Directive:
Type out the data exactly as given. Skip any image.

[Extracted data entries]
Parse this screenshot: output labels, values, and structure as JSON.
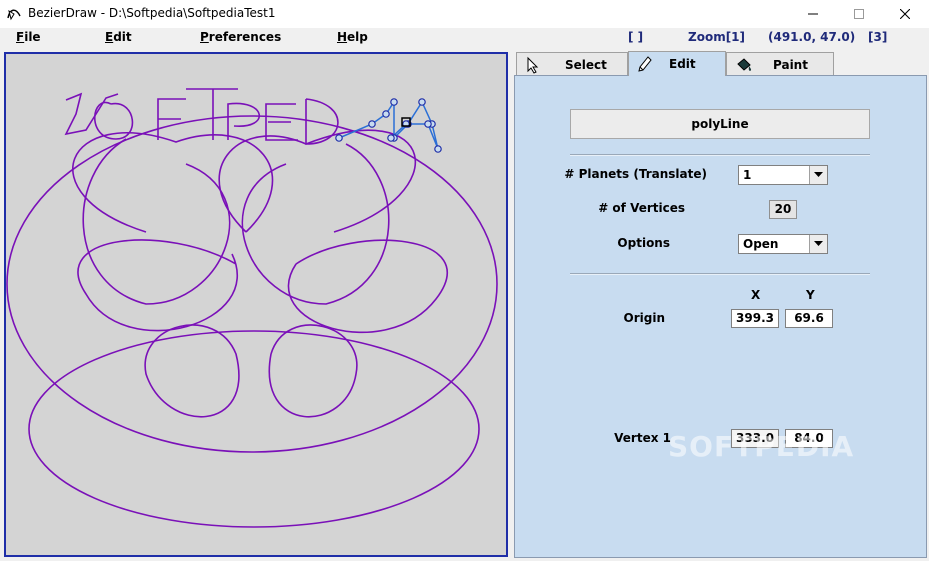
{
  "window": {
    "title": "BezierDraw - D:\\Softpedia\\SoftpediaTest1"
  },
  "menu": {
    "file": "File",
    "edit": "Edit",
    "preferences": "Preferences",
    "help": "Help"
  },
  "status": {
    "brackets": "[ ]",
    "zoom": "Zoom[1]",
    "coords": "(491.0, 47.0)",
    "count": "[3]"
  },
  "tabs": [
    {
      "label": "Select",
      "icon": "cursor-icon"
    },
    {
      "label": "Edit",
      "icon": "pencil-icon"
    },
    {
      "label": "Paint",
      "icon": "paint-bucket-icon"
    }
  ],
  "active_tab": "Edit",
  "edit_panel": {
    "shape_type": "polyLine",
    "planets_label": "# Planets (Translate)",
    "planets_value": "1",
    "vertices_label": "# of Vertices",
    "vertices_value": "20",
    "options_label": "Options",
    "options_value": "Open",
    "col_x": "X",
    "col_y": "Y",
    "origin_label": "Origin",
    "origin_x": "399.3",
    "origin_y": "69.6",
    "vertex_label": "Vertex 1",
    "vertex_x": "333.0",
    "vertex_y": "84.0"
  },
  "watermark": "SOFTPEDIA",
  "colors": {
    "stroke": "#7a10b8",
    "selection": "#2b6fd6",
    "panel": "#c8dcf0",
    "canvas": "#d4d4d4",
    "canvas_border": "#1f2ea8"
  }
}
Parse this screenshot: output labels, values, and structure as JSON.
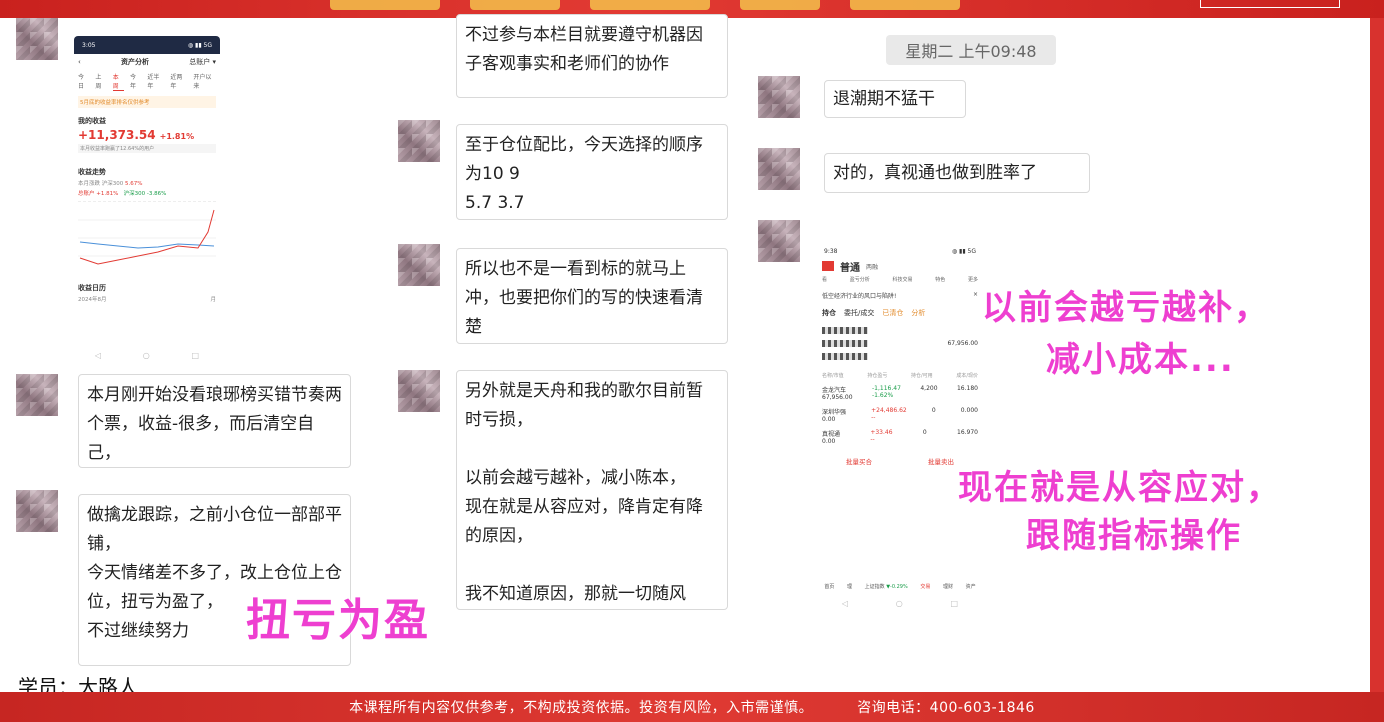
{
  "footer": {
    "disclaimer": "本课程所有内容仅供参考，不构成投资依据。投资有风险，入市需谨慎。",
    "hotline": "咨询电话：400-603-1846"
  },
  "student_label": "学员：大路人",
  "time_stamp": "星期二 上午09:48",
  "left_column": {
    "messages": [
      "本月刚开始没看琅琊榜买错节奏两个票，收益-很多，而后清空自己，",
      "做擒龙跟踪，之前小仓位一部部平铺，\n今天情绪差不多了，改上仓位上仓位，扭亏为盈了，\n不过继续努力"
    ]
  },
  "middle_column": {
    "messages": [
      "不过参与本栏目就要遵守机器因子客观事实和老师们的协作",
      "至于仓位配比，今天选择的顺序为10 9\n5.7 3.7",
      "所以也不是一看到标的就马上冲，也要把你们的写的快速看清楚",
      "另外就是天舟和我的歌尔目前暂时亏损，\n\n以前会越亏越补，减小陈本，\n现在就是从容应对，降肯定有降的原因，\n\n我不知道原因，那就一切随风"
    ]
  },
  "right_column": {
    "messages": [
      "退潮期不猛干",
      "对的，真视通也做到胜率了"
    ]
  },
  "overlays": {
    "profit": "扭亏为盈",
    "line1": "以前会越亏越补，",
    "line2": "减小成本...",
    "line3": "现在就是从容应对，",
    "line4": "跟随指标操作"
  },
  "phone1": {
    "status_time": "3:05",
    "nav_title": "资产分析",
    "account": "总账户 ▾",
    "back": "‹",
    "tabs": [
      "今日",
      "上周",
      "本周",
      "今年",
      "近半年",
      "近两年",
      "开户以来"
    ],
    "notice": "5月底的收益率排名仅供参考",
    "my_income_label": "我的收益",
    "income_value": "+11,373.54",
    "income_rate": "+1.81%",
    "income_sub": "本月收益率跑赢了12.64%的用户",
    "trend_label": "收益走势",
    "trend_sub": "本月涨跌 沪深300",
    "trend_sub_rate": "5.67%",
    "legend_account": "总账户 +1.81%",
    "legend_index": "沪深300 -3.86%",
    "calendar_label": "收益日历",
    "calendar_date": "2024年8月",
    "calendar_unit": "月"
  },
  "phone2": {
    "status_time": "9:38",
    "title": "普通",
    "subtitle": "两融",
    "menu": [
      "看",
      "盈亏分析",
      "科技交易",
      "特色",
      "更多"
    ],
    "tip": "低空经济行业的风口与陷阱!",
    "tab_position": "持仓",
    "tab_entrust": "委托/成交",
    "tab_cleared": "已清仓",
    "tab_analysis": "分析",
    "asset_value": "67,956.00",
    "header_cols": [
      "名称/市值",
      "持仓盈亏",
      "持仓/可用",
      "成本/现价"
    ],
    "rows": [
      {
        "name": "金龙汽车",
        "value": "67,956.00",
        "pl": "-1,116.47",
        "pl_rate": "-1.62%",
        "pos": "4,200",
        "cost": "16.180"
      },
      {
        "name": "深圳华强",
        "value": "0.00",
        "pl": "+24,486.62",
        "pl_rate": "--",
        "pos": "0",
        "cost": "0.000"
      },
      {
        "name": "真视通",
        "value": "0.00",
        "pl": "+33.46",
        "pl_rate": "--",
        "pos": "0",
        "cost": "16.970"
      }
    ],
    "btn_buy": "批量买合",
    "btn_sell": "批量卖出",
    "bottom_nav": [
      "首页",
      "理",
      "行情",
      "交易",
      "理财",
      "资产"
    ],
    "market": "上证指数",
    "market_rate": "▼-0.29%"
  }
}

Exercise answer:
Parse this screenshot: output labels, values, and structure as JSON.
{
  "window": {
    "title": "BezierDraw - D:\\Softpedia\\SoftpediaTest1"
  },
  "menu": {
    "file": "File",
    "edit": "Edit",
    "preferences": "Preferences",
    "help": "Help"
  },
  "status": {
    "brackets": "[ ]",
    "zoom": "Zoom[1]",
    "coords": "(491.0, 47.0)",
    "count": "[3]"
  },
  "tabs": [
    {
      "label": "Select",
      "icon": "cursor-icon"
    },
    {
      "label": "Edit",
      "icon": "pencil-icon"
    },
    {
      "label": "Paint",
      "icon": "paint-bucket-icon"
    }
  ],
  "active_tab": "Edit",
  "edit_panel": {
    "shape_type": "polyLine",
    "planets_label": "# Planets (Translate)",
    "planets_value": "1",
    "vertices_label": "# of Vertices",
    "vertices_value": "20",
    "options_label": "Options",
    "options_value": "Open",
    "col_x": "X",
    "col_y": "Y",
    "origin_label": "Origin",
    "origin_x": "399.3",
    "origin_y": "69.6",
    "vertex_label": "Vertex 1",
    "vertex_x": "333.0",
    "vertex_y": "84.0"
  },
  "watermark": "SOFTPEDIA",
  "colors": {
    "stroke": "#7a10b8",
    "selection": "#2b6fd6",
    "panel": "#c8dcf0",
    "canvas": "#d4d4d4",
    "canvas_border": "#1f2ea8"
  }
}
Parse this screenshot: output labels, values, and structure as JSON.
{
  "footer": {
    "disclaimer": "本课程所有内容仅供参考，不构成投资依据。投资有风险，入市需谨慎。",
    "hotline": "咨询电话：400-603-1846"
  },
  "student_label": "学员：大路人",
  "time_stamp": "星期二 上午09:48",
  "left_column": {
    "messages": [
      "本月刚开始没看琅琊榜买错节奏两个票，收益-很多，而后清空自己，",
      "做擒龙跟踪，之前小仓位一部部平铺，\n今天情绪差不多了，改上仓位上仓位，扭亏为盈了，\n不过继续努力"
    ]
  },
  "middle_column": {
    "messages": [
      "不过参与本栏目就要遵守机器因子客观事实和老师们的协作",
      "至于仓位配比，今天选择的顺序为10 9\n5.7 3.7",
      "所以也不是一看到标的就马上冲，也要把你们的写的快速看清楚",
      "另外就是天舟和我的歌尔目前暂时亏损，\n\n以前会越亏越补，减小陈本，\n现在就是从容应对，降肯定有降的原因，\n\n我不知道原因，那就一切随风"
    ]
  },
  "right_column": {
    "messages": [
      "退潮期不猛干",
      "对的，真视通也做到胜率了"
    ]
  },
  "overlays": {
    "profit": "扭亏为盈",
    "line1": "以前会越亏越补，",
    "line2": "减小成本...",
    "line3": "现在就是从容应对，",
    "line4": "跟随指标操作"
  },
  "phone1": {
    "status_time": "3:05",
    "nav_title": "资产分析",
    "account": "总账户 ▾",
    "back": "‹",
    "tabs": [
      "今日",
      "上周",
      "本周",
      "今年",
      "近半年",
      "近两年",
      "开户以来"
    ],
    "notice": "5月底的收益率排名仅供参考",
    "my_income_label": "我的收益",
    "income_value": "+11,373.54",
    "income_rate": "+1.81%",
    "income_sub": "本月收益率跑赢了12.64%的用户",
    "trend_label": "收益走势",
    "trend_sub": "本月涨跌 沪深300",
    "trend_sub_rate": "5.67%",
    "legend_account": "总账户 +1.81%",
    "legend_index": "沪深300 -3.86%",
    "calendar_label": "收益日历",
    "calendar_date": "2024年8月",
    "calendar_unit": "月"
  },
  "phone2": {
    "status_time": "9:38",
    "title": "普通",
    "subtitle": "两融",
    "menu": [
      "看",
      "盈亏分析",
      "科技交易",
      "特色",
      "更多"
    ],
    "tip": "低空经济行业的风口与陷阱!",
    "tab_position": "持仓",
    "tab_entrust": "委托/成交",
    "tab_cleared": "已清仓",
    "tab_analysis": "分析",
    "asset_value": "67,956.00",
    "header_cols": [
      "名称/市值",
      "持仓盈亏",
      "持仓/可用",
      "成本/现价"
    ],
    "rows": [
      {
        "name": "金龙汽车",
        "value": "67,956.00",
        "pl": "-1,116.47",
        "pl_rate": "-1.62%",
        "pos": "4,200",
        "cost": "16.180"
      },
      {
        "name": "深圳华强",
        "value": "0.00",
        "pl": "+24,486.62",
        "pl_rate": "--",
        "pos": "0",
        "cost": "0.000"
      },
      {
        "name": "真视通",
        "value": "0.00",
        "pl": "+33.46",
        "pl_rate": "--",
        "pos": "0",
        "cost": "16.970"
      }
    ],
    "btn_buy": "批量买合",
    "btn_sell": "批量卖出",
    "bottom_nav": [
      "首页",
      "理",
      "行情",
      "交易",
      "理财",
      "资产"
    ],
    "market": "上证指数",
    "market_rate": "▼-0.29%"
  }
}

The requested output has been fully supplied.